Extracted data entries
+ + + +

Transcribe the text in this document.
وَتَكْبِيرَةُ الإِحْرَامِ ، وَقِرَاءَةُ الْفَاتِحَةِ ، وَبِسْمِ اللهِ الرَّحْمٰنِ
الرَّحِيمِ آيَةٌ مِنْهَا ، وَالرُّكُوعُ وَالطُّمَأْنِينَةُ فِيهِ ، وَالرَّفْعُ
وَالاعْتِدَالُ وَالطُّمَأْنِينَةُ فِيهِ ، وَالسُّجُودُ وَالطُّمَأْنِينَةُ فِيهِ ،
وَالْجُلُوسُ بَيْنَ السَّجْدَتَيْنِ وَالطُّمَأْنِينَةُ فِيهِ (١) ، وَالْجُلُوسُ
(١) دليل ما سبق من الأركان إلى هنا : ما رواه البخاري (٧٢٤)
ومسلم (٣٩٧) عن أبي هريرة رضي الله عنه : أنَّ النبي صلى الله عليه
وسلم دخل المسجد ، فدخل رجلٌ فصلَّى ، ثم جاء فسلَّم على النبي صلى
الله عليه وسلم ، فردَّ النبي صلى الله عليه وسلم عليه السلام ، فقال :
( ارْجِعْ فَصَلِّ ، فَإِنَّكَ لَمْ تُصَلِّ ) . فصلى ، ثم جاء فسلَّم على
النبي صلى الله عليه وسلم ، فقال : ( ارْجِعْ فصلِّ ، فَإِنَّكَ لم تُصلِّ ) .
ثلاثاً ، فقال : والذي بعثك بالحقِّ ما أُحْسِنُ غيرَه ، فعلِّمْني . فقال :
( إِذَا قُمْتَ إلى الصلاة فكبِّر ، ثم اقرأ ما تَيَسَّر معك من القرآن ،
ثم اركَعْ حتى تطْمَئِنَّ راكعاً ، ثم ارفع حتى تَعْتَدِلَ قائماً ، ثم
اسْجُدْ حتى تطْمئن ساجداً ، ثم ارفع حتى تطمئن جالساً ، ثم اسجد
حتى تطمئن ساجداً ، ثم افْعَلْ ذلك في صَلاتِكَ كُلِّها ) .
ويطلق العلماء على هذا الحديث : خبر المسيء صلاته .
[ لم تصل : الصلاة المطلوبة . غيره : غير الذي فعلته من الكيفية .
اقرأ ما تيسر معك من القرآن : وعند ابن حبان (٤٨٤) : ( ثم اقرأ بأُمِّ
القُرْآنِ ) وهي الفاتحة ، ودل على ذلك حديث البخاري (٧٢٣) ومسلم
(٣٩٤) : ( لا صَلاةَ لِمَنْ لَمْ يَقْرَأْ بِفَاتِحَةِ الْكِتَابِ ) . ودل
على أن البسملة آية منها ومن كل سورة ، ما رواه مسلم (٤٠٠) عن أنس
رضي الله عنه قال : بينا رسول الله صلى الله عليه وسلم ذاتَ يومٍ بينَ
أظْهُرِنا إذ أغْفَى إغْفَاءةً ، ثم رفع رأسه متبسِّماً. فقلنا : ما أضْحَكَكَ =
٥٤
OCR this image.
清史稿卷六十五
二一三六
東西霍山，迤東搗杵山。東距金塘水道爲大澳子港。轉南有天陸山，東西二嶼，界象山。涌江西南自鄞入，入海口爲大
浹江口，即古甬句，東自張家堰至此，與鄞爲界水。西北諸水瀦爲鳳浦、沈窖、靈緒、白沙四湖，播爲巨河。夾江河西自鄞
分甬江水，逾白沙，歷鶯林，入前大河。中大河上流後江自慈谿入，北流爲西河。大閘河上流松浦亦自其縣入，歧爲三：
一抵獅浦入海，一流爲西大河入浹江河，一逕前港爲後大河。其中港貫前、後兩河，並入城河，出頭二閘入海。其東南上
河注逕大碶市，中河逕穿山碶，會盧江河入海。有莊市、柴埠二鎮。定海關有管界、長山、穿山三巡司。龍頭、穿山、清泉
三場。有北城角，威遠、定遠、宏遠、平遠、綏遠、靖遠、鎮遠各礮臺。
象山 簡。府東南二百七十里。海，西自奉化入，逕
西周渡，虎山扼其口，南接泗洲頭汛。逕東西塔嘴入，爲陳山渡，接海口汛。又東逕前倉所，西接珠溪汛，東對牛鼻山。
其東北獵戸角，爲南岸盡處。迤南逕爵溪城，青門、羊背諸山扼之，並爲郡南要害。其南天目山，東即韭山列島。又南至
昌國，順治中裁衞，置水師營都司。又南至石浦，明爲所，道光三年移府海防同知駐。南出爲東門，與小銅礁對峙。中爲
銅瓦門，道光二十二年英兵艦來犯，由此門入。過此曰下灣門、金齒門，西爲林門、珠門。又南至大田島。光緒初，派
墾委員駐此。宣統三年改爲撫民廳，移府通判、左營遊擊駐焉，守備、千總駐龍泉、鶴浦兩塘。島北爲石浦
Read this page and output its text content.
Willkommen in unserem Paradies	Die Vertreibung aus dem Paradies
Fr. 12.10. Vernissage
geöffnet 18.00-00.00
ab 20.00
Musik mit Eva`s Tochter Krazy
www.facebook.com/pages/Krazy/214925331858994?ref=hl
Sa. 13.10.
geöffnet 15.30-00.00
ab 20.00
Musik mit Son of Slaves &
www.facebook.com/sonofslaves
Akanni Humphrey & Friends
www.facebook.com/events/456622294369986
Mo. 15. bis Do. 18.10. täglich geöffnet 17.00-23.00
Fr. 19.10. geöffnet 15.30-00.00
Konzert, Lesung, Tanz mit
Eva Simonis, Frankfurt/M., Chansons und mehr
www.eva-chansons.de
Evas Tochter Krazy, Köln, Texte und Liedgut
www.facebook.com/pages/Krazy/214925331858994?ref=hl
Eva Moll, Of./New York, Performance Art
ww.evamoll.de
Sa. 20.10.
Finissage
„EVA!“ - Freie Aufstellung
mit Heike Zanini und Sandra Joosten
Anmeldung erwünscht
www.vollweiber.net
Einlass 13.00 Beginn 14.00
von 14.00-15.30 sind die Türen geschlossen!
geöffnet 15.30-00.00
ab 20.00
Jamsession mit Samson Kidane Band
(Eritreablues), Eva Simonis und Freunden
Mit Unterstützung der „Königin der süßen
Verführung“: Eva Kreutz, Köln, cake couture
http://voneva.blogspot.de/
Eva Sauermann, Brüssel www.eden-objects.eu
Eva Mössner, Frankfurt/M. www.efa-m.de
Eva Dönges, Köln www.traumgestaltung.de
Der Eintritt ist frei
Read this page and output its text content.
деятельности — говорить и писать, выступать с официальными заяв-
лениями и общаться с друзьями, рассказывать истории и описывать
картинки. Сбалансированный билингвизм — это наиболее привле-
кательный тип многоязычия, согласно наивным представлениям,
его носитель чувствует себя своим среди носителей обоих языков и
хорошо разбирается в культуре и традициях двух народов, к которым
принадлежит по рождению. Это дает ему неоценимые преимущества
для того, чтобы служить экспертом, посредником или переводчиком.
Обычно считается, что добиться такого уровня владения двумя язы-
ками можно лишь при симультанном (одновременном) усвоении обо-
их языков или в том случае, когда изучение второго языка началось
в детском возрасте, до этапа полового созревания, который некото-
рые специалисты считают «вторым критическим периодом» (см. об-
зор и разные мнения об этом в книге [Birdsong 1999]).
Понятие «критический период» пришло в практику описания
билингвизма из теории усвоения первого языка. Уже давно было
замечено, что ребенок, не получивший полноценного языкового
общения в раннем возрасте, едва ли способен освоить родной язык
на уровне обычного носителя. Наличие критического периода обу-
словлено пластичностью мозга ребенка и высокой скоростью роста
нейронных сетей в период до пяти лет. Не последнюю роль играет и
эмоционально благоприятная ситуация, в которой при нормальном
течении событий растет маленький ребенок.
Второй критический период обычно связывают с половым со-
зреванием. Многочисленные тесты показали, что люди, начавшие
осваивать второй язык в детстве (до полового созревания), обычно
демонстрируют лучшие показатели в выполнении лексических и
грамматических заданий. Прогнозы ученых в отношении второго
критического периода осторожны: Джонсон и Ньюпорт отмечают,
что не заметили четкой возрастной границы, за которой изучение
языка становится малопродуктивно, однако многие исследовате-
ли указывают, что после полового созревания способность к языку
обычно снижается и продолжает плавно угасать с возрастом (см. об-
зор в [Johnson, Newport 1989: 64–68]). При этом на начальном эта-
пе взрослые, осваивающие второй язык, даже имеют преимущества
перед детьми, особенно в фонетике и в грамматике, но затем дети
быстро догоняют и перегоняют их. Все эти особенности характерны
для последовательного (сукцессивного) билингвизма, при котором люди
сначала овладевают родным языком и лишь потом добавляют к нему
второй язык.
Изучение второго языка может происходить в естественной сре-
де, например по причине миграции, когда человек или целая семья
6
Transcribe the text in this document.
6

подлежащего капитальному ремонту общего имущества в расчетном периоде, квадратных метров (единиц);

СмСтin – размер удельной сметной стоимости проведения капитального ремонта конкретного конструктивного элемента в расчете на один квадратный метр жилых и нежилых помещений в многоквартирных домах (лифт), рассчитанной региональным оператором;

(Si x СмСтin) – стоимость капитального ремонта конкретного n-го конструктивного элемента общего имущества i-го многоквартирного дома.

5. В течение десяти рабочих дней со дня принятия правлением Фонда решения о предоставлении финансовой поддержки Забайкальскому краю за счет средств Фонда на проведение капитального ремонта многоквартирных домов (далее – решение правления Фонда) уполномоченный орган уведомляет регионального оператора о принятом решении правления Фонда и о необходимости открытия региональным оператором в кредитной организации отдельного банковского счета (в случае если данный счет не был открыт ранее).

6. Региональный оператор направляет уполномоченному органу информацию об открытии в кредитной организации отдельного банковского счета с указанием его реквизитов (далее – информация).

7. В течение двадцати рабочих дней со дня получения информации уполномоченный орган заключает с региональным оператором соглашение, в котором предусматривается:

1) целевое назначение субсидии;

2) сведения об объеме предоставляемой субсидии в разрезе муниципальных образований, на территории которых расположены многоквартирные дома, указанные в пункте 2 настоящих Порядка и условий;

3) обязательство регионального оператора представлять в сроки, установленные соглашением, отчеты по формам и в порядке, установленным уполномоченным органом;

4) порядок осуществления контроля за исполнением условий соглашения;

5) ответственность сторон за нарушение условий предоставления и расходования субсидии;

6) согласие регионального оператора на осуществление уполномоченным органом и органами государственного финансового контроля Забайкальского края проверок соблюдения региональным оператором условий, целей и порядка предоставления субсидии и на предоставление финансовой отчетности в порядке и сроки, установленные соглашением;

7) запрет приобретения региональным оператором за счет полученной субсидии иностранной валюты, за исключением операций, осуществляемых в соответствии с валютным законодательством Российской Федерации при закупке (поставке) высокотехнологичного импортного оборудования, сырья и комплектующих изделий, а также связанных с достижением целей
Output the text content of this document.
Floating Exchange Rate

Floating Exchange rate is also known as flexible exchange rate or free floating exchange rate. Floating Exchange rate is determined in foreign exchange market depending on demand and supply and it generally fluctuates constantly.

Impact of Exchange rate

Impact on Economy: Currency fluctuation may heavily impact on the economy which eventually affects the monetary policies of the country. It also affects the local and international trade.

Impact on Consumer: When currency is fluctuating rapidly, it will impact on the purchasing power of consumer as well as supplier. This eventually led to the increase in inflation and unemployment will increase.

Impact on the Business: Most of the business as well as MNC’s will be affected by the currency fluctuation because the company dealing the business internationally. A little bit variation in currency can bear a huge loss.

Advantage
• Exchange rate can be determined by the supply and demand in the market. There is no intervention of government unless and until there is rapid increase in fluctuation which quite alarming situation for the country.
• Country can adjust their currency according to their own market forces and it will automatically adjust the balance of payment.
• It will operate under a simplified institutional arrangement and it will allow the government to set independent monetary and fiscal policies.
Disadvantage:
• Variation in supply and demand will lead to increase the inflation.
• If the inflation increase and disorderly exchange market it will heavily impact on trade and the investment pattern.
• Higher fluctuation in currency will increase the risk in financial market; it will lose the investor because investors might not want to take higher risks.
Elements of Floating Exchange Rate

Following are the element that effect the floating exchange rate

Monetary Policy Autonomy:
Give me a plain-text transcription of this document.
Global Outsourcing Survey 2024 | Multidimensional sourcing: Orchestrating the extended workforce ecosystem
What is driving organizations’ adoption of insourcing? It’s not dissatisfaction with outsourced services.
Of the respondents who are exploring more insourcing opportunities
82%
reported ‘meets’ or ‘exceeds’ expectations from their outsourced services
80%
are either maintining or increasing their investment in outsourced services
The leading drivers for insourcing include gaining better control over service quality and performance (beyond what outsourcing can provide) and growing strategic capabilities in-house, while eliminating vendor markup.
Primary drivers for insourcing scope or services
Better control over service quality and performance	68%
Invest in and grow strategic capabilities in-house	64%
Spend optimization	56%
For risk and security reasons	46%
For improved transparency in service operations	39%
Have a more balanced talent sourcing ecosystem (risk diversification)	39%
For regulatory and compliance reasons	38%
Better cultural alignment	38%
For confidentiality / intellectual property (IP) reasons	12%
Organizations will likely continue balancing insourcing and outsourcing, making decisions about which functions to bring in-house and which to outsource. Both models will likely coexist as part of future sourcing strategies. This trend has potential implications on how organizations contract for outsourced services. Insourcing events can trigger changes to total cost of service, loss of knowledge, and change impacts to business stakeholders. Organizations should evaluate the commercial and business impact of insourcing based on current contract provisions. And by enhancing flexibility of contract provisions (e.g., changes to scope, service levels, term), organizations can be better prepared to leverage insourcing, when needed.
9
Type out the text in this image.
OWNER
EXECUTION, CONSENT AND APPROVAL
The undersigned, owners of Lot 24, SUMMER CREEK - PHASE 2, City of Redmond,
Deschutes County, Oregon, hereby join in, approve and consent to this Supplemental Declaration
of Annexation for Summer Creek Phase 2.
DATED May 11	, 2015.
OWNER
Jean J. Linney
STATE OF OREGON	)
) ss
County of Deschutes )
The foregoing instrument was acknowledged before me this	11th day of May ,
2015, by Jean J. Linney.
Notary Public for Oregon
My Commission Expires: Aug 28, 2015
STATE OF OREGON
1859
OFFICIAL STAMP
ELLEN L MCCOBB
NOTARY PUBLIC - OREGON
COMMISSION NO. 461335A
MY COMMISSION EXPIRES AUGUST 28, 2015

+ + + +

*TASK DETAILS*
Go through the listing above and list every line that has the word "فقال".

*FINISHED ANSWER*
الله عليه وسلم ، فردَّ النبي صلى الله عليه وسلم عليه السلام ، فقال :
النبي صلى الله عليه وسلم ، فقال : ( ارْجِعْ فصلِّ ، فَإِنَّكَ لم تُصلِّ ) .
ثلاثاً ، فقال : والذي بعثك بالحقِّ ما أُحْسِنُ غيرَه ، فعلِّمْني . فقال :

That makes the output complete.